>> begin Available data

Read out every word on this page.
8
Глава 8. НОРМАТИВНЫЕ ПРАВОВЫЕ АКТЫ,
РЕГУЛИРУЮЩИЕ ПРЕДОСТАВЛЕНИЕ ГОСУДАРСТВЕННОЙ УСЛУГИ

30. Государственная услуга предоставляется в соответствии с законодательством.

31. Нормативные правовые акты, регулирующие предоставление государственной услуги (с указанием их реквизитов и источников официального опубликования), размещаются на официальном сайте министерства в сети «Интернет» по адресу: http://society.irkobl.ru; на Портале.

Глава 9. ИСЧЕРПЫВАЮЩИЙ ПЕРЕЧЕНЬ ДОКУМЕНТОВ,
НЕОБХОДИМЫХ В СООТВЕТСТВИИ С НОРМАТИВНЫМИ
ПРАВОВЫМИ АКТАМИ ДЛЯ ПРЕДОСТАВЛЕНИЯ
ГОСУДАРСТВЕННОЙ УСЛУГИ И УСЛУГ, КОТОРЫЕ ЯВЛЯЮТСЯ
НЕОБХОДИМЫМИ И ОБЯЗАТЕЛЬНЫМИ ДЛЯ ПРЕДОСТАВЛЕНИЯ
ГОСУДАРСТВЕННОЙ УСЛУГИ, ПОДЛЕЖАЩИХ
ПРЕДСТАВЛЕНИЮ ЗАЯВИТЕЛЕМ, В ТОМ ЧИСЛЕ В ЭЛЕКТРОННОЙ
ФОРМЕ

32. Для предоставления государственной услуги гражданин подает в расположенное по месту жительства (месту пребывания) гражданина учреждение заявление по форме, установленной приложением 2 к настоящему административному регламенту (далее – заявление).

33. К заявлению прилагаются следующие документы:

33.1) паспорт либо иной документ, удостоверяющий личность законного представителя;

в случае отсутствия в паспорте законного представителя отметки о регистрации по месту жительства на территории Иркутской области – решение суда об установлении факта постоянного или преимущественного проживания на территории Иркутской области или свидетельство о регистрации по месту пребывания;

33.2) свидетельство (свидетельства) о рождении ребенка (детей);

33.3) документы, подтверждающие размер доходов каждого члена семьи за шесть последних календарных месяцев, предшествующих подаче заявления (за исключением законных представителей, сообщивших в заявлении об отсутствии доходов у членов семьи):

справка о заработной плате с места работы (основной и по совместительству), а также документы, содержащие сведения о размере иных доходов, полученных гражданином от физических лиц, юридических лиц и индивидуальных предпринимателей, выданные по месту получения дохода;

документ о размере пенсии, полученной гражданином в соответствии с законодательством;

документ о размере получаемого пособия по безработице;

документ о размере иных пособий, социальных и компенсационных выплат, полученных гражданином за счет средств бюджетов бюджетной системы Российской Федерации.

>> end Available data

Pull out every line in the material above where "законодательством" occurs.

30. Государственная услуга предоставляется в соответствии с законодательством.
документ о размере пенсии, полученной гражданином в соответствии с законодательством;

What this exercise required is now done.